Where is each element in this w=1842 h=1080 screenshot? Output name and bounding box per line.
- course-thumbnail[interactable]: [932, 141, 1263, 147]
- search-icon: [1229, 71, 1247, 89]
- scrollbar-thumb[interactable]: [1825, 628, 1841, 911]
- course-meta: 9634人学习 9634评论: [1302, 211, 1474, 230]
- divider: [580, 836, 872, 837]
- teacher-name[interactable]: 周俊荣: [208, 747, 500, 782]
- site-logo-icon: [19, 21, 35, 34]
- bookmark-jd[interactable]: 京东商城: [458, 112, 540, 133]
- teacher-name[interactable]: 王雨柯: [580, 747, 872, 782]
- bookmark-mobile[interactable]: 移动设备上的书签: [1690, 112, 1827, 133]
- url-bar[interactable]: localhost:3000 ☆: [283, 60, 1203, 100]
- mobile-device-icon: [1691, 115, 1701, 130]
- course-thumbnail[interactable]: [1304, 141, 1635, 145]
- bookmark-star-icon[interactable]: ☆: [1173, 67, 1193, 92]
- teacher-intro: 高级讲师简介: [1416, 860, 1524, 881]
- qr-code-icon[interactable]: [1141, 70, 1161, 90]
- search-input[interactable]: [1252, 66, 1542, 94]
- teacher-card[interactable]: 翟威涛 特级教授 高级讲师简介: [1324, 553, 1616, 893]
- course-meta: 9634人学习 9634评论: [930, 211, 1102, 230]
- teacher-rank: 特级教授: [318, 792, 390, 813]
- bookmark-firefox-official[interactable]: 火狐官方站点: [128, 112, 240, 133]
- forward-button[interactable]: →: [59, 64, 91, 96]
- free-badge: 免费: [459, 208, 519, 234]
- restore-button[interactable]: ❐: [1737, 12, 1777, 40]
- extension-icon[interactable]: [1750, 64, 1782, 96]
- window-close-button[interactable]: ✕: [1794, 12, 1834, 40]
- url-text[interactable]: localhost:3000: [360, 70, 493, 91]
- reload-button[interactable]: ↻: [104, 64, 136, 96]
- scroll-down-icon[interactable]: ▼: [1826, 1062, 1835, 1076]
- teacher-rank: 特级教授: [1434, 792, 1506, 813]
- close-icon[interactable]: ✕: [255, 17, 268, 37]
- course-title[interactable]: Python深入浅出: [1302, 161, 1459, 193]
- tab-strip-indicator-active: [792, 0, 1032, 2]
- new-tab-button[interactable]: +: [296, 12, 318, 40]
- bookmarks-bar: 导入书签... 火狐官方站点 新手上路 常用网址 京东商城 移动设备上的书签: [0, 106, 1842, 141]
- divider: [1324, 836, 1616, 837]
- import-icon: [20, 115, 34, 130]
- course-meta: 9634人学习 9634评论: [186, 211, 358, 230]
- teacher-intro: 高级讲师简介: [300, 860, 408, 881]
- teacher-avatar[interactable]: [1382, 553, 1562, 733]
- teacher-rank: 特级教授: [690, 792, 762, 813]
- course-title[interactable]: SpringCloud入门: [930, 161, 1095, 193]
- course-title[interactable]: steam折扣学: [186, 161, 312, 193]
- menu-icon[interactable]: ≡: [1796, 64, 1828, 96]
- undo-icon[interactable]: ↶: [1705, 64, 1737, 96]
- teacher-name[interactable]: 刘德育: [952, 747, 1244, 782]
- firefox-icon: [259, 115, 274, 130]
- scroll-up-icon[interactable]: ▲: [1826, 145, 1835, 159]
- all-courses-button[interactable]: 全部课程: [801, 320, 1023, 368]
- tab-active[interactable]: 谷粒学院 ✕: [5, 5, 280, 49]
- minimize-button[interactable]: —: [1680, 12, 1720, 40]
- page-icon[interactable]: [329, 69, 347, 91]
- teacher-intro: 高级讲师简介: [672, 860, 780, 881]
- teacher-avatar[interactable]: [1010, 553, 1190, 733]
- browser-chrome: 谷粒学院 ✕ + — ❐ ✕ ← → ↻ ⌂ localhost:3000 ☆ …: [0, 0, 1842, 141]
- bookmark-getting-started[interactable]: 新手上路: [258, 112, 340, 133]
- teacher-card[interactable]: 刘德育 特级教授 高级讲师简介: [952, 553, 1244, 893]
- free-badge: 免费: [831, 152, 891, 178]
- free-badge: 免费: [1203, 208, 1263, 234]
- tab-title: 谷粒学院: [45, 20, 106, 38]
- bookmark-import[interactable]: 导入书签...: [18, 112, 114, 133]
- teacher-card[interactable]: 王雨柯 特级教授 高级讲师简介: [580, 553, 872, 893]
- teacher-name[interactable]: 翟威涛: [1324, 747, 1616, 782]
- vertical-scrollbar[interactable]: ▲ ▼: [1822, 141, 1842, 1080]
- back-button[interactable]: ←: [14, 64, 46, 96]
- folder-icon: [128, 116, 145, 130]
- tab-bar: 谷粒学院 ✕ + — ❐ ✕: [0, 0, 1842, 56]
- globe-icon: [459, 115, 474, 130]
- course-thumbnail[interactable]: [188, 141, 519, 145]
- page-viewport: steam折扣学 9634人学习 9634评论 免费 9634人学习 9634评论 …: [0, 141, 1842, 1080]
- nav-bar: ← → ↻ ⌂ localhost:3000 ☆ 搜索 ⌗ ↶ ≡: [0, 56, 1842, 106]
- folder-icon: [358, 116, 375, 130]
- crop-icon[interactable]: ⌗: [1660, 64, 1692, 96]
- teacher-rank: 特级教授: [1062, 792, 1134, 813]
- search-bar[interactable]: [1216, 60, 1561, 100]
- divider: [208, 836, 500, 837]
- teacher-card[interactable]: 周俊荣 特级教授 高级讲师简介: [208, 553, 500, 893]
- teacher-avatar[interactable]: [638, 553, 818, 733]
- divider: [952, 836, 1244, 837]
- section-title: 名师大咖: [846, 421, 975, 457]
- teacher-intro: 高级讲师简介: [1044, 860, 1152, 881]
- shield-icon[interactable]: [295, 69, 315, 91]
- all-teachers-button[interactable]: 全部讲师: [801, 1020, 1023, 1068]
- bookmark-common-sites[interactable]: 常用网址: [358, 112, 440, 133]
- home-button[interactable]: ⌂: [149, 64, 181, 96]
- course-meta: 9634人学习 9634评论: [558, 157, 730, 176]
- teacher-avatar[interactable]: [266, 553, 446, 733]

**JOB**
Can you reproduce every line of the records above, unchanged and in their original order?

**RESULT OF THIS EXERCISE**
Where is each element in this w=1842 h=1080 screenshot? Output name and bounding box per line.
- course-thumbnail[interactable]: [932, 141, 1263, 147]
- search-icon: [1229, 71, 1247, 89]
- scrollbar-thumb[interactable]: [1825, 628, 1841, 911]
- course-meta: 9634人学习 9634评论: [1302, 211, 1474, 230]
- divider: [580, 836, 872, 837]
- teacher-name[interactable]: 周俊荣: [208, 747, 500, 782]
- site-logo-icon: [19, 21, 35, 34]
- bookmark-jd[interactable]: 京东商城: [458, 112, 540, 133]
- teacher-name[interactable]: 王雨柯: [580, 747, 872, 782]
- bookmark-mobile[interactable]: 移动设备上的书签: [1690, 112, 1827, 133]
- url-bar[interactable]: localhost:3000 ☆: [283, 60, 1203, 100]
- mobile-device-icon: [1691, 115, 1701, 130]
- course-thumbnail[interactable]: [1304, 141, 1635, 145]
- bookmark-star-icon[interactable]: ☆: [1173, 67, 1193, 92]
- teacher-intro: 高级讲师简介: [1416, 860, 1524, 881]
- qr-code-icon[interactable]: [1141, 70, 1161, 90]
- search-input[interactable]: [1252, 66, 1542, 94]
- teacher-card[interactable]: 翟威涛 特级教授 高级讲师简介: [1324, 553, 1616, 893]
- course-meta: 9634人学习 9634评论: [930, 211, 1102, 230]
- teacher-rank: 特级教授: [318, 792, 390, 813]
- bookmark-firefox-official[interactable]: 火狐官方站点: [128, 112, 240, 133]
- forward-button[interactable]: →: [59, 64, 91, 96]
- free-badge: 免费: [459, 208, 519, 234]
- restore-button[interactable]: ❐: [1737, 12, 1777, 40]
- extension-icon[interactable]: [1750, 64, 1782, 96]
- window-close-button[interactable]: ✕: [1794, 12, 1834, 40]
- url-text[interactable]: localhost:3000: [360, 70, 493, 91]
- reload-button[interactable]: ↻: [104, 64, 136, 96]
- scroll-down-icon[interactable]: ▼: [1826, 1062, 1835, 1076]
- teacher-rank: 特级教授: [1434, 792, 1506, 813]
- close-icon[interactable]: ✕: [255, 17, 268, 37]
- course-title[interactable]: Python深入浅出: [1302, 161, 1459, 193]
- tab-strip-indicator-active: [792, 0, 1032, 2]
- new-tab-button[interactable]: +: [296, 12, 318, 40]
- bookmarks-bar: 导入书签... 火狐官方站点 新手上路 常用网址 京东商城 移动设备上的书签: [0, 106, 1842, 141]
- divider: [1324, 836, 1616, 837]
- import-icon: [20, 115, 34, 130]
- course-meta: 9634人学习 9634评论: [186, 211, 358, 230]
- teacher-intro: 高级讲师简介: [300, 860, 408, 881]
- teacher-avatar[interactable]: [1382, 553, 1562, 733]
- teacher-rank: 特级教授: [690, 792, 762, 813]
- course-title[interactable]: SpringCloud入门: [930, 161, 1095, 193]
- course-title[interactable]: steam折扣学: [186, 161, 312, 193]
- menu-icon[interactable]: ≡: [1796, 64, 1828, 96]
- undo-icon[interactable]: ↶: [1705, 64, 1737, 96]
- teacher-name[interactable]: 刘德育: [952, 747, 1244, 782]
- firefox-icon: [259, 115, 274, 130]
- scroll-up-icon[interactable]: ▲: [1826, 145, 1835, 159]
- all-courses-button[interactable]: 全部课程: [801, 320, 1023, 368]
- tab-active[interactable]: 谷粒学院 ✕: [5, 5, 280, 49]
- minimize-button[interactable]: —: [1680, 12, 1720, 40]
- page-icon[interactable]: [329, 69, 347, 91]
- teacher-intro: 高级讲师简介: [672, 860, 780, 881]
- teacher-avatar[interactable]: [1010, 553, 1190, 733]
- browser-chrome: 谷粒学院 ✕ + — ❐ ✕ ← → ↻ ⌂ localhost:3000 ☆ …: [0, 0, 1842, 141]
- bookmark-getting-started[interactable]: 新手上路: [258, 112, 340, 133]
- teacher-card[interactable]: 刘德育 特级教授 高级讲师简介: [952, 553, 1244, 893]
- free-badge: 免费: [831, 152, 891, 178]
- free-badge: 免费: [1203, 208, 1263, 234]
- tab-title: 谷粒学院: [45, 20, 106, 38]
- bookmark-import[interactable]: 导入书签...: [18, 112, 114, 133]
- teacher-card[interactable]: 王雨柯 特级教授 高级讲师简介: [580, 553, 872, 893]
- teacher-name[interactable]: 翟威涛: [1324, 747, 1616, 782]
- vertical-scrollbar[interactable]: ▲ ▼: [1822, 141, 1842, 1080]
- back-button[interactable]: ←: [14, 64, 46, 96]
- folder-icon: [128, 116, 145, 130]
- tab-bar: 谷粒学院 ✕ + — ❐ ✕: [0, 0, 1842, 56]
- globe-icon: [459, 115, 474, 130]
- course-thumbnail[interactable]: [188, 141, 519, 145]
- page-viewport: steam折扣学 9634人学习 9634评论 免费 9634人学习 9634评论 …: [0, 141, 1842, 1080]
- nav-bar: ← → ↻ ⌂ localhost:3000 ☆ 搜索 ⌗ ↶ ≡: [0, 56, 1842, 106]
- folder-icon: [358, 116, 375, 130]
- crop-icon[interactable]: ⌗: [1660, 64, 1692, 96]
- teacher-rank: 特级教授: [1062, 792, 1134, 813]
- search-bar[interactable]: [1216, 60, 1561, 100]
- divider: [208, 836, 500, 837]
- teacher-card[interactable]: 周俊荣 特级教授 高级讲师简介: [208, 553, 500, 893]
- teacher-avatar[interactable]: [638, 553, 818, 733]
- divider: [952, 836, 1244, 837]
- section-title: 名师大咖: [846, 421, 975, 457]
- teacher-intro: 高级讲师简介: [1044, 860, 1152, 881]
- shield-icon[interactable]: [295, 69, 315, 91]
- all-teachers-button[interactable]: 全部讲师: [801, 1020, 1023, 1068]
- bookmark-common-sites[interactable]: 常用网址: [358, 112, 440, 133]
- home-button[interactable]: ⌂: [149, 64, 181, 96]
- course-meta: 9634人学习 9634评论: [558, 157, 730, 176]
- teacher-avatar[interactable]: [266, 553, 446, 733]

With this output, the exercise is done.